_Given task_.
Write the material out again exactly.

+++ Stored records +++

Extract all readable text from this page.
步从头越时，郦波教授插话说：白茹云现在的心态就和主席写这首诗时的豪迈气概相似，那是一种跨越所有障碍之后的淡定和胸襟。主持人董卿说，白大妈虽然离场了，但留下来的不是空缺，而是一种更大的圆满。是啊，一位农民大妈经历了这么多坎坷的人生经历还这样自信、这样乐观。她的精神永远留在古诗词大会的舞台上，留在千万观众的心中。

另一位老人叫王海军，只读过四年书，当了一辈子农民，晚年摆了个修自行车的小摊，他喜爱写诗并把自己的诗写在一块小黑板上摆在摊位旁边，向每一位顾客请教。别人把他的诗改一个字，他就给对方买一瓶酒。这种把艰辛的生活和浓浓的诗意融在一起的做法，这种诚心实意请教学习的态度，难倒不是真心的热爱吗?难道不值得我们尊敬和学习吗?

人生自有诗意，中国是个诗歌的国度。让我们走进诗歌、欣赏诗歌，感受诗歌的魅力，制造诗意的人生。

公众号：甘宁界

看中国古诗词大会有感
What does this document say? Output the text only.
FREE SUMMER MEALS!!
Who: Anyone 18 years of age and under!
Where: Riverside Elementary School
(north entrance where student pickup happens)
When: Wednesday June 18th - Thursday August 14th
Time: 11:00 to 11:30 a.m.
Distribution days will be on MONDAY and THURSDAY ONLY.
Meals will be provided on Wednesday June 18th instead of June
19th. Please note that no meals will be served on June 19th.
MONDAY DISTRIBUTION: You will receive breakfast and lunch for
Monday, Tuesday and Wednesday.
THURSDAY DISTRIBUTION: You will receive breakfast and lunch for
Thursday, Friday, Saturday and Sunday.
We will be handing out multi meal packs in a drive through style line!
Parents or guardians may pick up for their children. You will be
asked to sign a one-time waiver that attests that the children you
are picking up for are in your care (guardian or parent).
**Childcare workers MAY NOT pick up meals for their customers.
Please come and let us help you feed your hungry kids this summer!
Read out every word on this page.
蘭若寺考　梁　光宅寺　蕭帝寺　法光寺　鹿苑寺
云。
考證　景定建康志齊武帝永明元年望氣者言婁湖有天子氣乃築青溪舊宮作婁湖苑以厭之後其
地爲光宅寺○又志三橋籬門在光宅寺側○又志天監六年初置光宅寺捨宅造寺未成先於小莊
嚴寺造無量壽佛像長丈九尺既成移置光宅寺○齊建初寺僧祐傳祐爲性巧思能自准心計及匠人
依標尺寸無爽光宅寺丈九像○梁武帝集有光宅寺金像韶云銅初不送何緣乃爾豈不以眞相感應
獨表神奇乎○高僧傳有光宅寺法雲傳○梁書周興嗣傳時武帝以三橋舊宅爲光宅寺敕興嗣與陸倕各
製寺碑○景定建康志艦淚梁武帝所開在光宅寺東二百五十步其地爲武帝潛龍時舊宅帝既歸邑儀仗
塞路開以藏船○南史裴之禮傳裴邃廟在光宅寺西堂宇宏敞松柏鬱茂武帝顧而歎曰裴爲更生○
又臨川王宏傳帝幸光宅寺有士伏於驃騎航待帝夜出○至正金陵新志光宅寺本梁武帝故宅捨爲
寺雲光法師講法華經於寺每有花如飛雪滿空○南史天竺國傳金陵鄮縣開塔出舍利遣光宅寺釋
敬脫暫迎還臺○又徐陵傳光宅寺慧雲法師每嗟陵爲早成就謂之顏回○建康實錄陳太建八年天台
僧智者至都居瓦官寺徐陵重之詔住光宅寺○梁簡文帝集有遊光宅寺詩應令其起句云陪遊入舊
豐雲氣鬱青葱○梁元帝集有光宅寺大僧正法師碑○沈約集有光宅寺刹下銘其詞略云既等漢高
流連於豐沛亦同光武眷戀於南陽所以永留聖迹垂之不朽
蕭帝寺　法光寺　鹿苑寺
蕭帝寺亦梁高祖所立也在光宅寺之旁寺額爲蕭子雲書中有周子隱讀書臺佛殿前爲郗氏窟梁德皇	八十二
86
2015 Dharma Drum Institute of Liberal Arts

+++

_Solved exercise_.
Extract all readable text from this page.
步从头越时，郦波教授插话说：白茹云现在的心态就和主席写这首诗时的豪迈气概相似，那是一种跨越所有障碍之后的淡定和胸襟。主持人董卿说，白大妈虽然离场了，但留下来的不是空缺，而是一种更大的圆满。是啊，一位农民大妈经历了这么多坎坷的人生经历还这样自信、这样乐观。她的精神永远留在古诗词大会的舞台上，留在千万观众的心中。

另一位老人叫王海军，只读过四年书，当了一辈子农民，晚年摆了个修自行车的小摊，他喜爱写诗并把自己的诗写在一块小黑板上摆在摊位旁边，向每一位顾客请教。别人把他的诗改一个字，他就给对方买一瓶酒。这种把艰辛的生活和浓浓的诗意融在一起的做法，这种诚心实意请教学习的态度，难倒不是真心的热爱吗?难道不值得我们尊敬和学习吗?

人生自有诗意，中国是个诗歌的国度。让我们走进诗歌、欣赏诗歌，感受诗歌的魅力，制造诗意的人生。

公众号：甘宁界

看中国古诗词大会有感
What does this document say? Output the text only.
FREE SUMMER MEALS!!
Who: Anyone 18 years of age and under!
Where: Riverside Elementary School
(north entrance where student pickup happens)
When: Wednesday June 18th - Thursday August 14th
Time: 11:00 to 11:30 a.m.
Distribution days will be on MONDAY and THURSDAY ONLY.
Meals will be provided on Wednesday June 18th instead of June
19th. Please note that no meals will be served on June 19th.
MONDAY DISTRIBUTION: You will receive breakfast and lunch for
Monday, Tuesday and Wednesday.
THURSDAY DISTRIBUTION: You will receive breakfast and lunch for
Thursday, Friday, Saturday and Sunday.
We will be handing out multi meal packs in a drive through style line!
Parents or guardians may pick up for their children. You will be
asked to sign a one-time waiver that attests that the children you
are picking up for are in your care (guardian or parent).
**Childcare workers MAY NOT pick up meals for their customers.
Please come and let us help you feed your hungry kids this summer!
Read out every word on this page.
蘭若寺考　梁　光宅寺　蕭帝寺　法光寺　鹿苑寺
云。
考證　景定建康志齊武帝永明元年望氣者言婁湖有天子氣乃築青溪舊宮作婁湖苑以厭之後其
地爲光宅寺○又志三橋籬門在光宅寺側○又志天監六年初置光宅寺捨宅造寺未成先於小莊
嚴寺造無量壽佛像長丈九尺既成移置光宅寺○齊建初寺僧祐傳祐爲性巧思能自准心計及匠人
依標尺寸無爽光宅寺丈九像○梁武帝集有光宅寺金像韶云銅初不送何緣乃爾豈不以眞相感應
獨表神奇乎○高僧傳有光宅寺法雲傳○梁書周興嗣傳時武帝以三橋舊宅爲光宅寺敕興嗣與陸倕各
製寺碑○景定建康志艦淚梁武帝所開在光宅寺東二百五十步其地爲武帝潛龍時舊宅帝既歸邑儀仗
塞路開以藏船○南史裴之禮傳裴邃廟在光宅寺西堂宇宏敞松柏鬱茂武帝顧而歎曰裴爲更生○
又臨川王宏傳帝幸光宅寺有士伏於驃騎航待帝夜出○至正金陵新志光宅寺本梁武帝故宅捨爲
寺雲光法師講法華經於寺每有花如飛雪滿空○南史天竺國傳金陵鄮縣開塔出舍利遣光宅寺釋
敬脫暫迎還臺○又徐陵傳光宅寺慧雲法師每嗟陵爲早成就謂之顏回○建康實錄陳太建八年天台
僧智者至都居瓦官寺徐陵重之詔住光宅寺○梁簡文帝集有遊光宅寺詩應令其起句云陪遊入舊
豐雲氣鬱青葱○梁元帝集有光宅寺大僧正法師碑○沈約集有光宅寺刹下銘其詞略云既等漢高
流連於豐沛亦同光武眷戀於南陽所以永留聖迹垂之不朽
蕭帝寺　法光寺　鹿苑寺
蕭帝寺亦梁高祖所立也在光宅寺之旁寺額爲蕭子雲書中有周子隱讀書臺佛殿前爲郗氏窟梁德皇	八十二
86
2015 Dharma Drum Institute of Liberal Arts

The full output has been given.